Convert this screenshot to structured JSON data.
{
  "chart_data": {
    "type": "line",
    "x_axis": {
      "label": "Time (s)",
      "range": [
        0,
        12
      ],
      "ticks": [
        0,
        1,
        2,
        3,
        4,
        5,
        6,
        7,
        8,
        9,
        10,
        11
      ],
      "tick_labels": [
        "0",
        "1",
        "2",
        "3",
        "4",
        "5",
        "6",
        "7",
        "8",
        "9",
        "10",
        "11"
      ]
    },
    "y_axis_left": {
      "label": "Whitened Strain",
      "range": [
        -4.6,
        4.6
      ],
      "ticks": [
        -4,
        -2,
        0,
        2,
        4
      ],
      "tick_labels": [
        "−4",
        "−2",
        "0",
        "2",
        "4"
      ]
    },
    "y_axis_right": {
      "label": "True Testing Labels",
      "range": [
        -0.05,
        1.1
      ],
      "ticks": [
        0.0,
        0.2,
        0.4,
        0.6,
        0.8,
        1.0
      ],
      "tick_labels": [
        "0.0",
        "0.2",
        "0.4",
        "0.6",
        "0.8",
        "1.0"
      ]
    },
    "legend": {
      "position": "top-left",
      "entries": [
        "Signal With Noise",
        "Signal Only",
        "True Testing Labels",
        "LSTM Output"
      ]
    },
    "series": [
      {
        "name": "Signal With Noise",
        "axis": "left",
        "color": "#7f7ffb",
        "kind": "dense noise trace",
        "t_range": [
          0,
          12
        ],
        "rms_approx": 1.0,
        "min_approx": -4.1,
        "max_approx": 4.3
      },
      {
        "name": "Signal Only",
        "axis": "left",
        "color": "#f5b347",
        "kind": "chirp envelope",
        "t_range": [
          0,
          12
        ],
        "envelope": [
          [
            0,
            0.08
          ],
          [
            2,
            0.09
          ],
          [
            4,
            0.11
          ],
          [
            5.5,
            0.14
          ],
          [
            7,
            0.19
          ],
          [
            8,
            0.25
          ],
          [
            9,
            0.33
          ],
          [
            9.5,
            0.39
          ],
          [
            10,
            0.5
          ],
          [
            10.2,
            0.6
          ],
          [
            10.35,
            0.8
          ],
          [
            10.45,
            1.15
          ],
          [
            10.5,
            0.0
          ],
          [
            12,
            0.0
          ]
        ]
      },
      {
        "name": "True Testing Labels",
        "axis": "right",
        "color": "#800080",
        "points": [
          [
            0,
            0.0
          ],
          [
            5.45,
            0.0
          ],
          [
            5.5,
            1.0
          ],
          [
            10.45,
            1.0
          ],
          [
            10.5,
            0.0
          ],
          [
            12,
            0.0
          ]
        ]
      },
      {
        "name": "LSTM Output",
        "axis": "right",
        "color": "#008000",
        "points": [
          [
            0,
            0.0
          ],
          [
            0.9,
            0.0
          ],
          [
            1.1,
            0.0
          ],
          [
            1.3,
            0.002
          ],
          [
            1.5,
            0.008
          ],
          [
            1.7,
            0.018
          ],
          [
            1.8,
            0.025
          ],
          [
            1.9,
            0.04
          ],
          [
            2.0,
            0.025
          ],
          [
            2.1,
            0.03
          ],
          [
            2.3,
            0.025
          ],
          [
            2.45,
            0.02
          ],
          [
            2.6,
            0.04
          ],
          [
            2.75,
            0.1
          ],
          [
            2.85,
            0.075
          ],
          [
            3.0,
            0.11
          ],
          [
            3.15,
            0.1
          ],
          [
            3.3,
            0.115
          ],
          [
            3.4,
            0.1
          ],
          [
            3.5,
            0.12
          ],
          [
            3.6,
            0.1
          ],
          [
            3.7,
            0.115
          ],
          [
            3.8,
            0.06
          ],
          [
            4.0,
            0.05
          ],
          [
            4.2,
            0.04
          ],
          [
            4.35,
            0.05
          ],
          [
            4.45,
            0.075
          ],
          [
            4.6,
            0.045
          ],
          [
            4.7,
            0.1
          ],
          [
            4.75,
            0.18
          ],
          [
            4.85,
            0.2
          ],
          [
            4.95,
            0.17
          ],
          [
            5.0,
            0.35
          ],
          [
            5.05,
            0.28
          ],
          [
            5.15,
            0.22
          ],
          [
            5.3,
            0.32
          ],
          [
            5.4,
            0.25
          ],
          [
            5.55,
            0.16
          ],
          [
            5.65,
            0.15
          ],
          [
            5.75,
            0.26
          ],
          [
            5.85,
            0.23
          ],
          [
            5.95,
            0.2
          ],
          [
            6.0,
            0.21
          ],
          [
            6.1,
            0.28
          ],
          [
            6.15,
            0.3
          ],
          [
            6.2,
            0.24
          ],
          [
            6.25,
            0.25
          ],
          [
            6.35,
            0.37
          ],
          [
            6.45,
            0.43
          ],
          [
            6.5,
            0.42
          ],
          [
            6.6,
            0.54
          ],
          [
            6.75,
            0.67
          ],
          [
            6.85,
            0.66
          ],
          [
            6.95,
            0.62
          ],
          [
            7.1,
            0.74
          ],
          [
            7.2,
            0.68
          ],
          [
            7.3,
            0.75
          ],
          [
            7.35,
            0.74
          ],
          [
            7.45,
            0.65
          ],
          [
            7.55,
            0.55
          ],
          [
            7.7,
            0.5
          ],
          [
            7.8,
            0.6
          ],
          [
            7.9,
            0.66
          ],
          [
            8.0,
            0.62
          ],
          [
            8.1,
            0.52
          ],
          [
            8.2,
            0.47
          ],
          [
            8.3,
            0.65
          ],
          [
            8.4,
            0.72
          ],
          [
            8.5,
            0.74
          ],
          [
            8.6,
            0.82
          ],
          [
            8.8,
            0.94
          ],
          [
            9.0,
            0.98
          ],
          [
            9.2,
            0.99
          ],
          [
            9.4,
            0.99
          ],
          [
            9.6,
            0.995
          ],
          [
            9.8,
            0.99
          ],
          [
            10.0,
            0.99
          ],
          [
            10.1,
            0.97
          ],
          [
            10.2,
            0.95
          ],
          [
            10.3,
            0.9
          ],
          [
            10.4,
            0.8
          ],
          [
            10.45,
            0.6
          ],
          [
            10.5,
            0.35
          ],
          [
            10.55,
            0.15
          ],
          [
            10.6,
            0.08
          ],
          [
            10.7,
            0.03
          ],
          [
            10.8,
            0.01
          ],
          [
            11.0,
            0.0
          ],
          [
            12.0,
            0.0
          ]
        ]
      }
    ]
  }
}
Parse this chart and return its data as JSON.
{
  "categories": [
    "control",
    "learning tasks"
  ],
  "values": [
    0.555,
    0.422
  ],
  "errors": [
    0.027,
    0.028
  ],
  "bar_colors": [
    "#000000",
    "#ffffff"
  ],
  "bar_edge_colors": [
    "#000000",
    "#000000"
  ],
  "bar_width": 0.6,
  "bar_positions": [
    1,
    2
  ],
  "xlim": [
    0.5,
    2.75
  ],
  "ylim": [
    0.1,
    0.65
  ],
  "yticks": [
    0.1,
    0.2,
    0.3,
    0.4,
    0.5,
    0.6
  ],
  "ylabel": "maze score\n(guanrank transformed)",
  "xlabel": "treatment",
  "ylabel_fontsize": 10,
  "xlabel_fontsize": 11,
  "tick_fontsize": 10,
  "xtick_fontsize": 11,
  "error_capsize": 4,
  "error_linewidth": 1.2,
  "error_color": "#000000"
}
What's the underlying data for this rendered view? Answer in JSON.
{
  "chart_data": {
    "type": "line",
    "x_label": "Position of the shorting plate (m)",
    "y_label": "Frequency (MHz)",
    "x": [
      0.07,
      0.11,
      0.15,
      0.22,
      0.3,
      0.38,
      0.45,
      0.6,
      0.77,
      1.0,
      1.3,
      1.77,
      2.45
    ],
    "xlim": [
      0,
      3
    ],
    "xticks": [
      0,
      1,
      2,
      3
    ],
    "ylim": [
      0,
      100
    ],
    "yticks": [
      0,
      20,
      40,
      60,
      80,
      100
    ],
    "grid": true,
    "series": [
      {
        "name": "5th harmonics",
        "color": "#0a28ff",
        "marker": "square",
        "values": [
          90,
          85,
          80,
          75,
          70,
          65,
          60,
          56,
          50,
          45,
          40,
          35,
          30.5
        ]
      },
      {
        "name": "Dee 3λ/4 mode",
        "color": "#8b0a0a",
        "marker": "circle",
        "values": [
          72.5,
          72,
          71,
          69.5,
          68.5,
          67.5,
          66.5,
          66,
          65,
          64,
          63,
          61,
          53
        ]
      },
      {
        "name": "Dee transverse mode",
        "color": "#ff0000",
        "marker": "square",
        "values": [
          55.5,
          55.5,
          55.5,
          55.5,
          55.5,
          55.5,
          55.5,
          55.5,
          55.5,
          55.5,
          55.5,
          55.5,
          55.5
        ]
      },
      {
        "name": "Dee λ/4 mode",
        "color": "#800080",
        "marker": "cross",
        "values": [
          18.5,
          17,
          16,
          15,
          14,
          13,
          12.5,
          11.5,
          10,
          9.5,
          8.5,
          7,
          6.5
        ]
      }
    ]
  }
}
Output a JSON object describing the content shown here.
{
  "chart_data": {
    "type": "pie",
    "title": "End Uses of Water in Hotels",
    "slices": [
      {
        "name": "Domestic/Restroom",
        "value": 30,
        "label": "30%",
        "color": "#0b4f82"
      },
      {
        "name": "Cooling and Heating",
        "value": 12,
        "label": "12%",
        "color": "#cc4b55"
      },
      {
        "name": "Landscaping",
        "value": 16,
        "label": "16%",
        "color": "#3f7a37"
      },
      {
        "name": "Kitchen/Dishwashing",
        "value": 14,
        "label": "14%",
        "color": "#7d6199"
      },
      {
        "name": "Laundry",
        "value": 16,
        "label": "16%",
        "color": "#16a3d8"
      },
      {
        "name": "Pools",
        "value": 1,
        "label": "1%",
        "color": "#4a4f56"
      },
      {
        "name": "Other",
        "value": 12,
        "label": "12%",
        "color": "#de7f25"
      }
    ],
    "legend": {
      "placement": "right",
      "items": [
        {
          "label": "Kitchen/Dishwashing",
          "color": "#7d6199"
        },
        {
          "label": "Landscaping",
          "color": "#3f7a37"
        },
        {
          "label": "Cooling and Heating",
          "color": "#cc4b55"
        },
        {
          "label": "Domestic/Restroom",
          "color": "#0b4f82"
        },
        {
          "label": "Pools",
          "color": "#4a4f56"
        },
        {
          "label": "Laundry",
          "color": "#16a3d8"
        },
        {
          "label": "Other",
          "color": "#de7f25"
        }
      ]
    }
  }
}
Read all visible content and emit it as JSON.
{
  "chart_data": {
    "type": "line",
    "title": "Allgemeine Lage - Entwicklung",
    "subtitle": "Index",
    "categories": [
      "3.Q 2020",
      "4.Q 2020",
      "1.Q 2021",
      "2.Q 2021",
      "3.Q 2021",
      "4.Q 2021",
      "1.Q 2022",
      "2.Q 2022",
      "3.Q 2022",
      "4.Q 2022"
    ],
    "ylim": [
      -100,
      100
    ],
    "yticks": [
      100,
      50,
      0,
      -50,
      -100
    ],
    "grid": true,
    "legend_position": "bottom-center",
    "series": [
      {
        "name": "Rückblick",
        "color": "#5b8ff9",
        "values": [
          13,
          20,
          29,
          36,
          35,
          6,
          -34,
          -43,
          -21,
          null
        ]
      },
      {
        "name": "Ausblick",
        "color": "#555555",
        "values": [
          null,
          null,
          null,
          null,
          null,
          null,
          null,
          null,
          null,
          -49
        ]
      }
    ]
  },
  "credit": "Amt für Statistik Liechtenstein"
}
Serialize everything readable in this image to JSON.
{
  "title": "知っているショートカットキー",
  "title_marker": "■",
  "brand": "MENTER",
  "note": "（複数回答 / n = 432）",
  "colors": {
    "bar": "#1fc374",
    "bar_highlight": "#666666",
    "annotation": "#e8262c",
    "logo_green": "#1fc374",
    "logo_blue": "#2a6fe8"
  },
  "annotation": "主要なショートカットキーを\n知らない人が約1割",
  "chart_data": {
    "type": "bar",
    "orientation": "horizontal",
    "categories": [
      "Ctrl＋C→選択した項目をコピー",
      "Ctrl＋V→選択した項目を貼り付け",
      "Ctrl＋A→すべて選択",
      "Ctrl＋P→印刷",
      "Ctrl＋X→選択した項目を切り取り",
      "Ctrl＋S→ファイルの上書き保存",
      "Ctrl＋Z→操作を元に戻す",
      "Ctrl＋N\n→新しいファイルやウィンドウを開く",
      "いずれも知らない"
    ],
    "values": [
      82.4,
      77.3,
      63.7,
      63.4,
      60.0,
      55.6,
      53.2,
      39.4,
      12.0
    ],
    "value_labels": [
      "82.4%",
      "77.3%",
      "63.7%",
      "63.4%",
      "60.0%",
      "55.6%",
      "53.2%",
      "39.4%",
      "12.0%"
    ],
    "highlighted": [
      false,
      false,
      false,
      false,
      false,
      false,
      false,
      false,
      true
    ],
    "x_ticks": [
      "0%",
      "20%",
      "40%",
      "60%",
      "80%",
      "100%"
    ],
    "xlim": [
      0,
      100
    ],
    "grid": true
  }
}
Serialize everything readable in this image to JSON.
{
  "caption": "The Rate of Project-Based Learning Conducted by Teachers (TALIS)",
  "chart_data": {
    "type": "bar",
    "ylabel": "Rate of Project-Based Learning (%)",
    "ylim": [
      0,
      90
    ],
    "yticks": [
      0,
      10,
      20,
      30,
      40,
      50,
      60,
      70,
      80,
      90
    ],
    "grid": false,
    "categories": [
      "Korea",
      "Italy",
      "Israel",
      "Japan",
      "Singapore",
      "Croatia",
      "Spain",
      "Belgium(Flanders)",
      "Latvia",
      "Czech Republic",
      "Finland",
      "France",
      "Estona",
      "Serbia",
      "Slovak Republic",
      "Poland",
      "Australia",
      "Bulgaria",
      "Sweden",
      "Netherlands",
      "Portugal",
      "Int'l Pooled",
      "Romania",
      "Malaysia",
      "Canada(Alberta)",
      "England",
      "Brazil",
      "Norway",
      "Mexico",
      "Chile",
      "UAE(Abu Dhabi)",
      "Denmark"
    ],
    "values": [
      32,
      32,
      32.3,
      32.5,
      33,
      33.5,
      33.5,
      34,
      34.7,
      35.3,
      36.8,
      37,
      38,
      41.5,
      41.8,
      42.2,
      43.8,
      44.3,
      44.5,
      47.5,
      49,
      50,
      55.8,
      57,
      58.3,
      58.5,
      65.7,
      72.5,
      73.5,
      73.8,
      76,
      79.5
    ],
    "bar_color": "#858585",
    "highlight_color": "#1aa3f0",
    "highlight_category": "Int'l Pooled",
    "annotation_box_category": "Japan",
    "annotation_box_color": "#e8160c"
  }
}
◇ ◇ ◇
### SET EXERCISE
Look through the lines above and collect those with the word "Signal".

### ANSWER TO THE EXERCISE
        "Signal With Noise",
        "Signal Only",
        "name": "Signal With Noise",
        "name": "Signal Only",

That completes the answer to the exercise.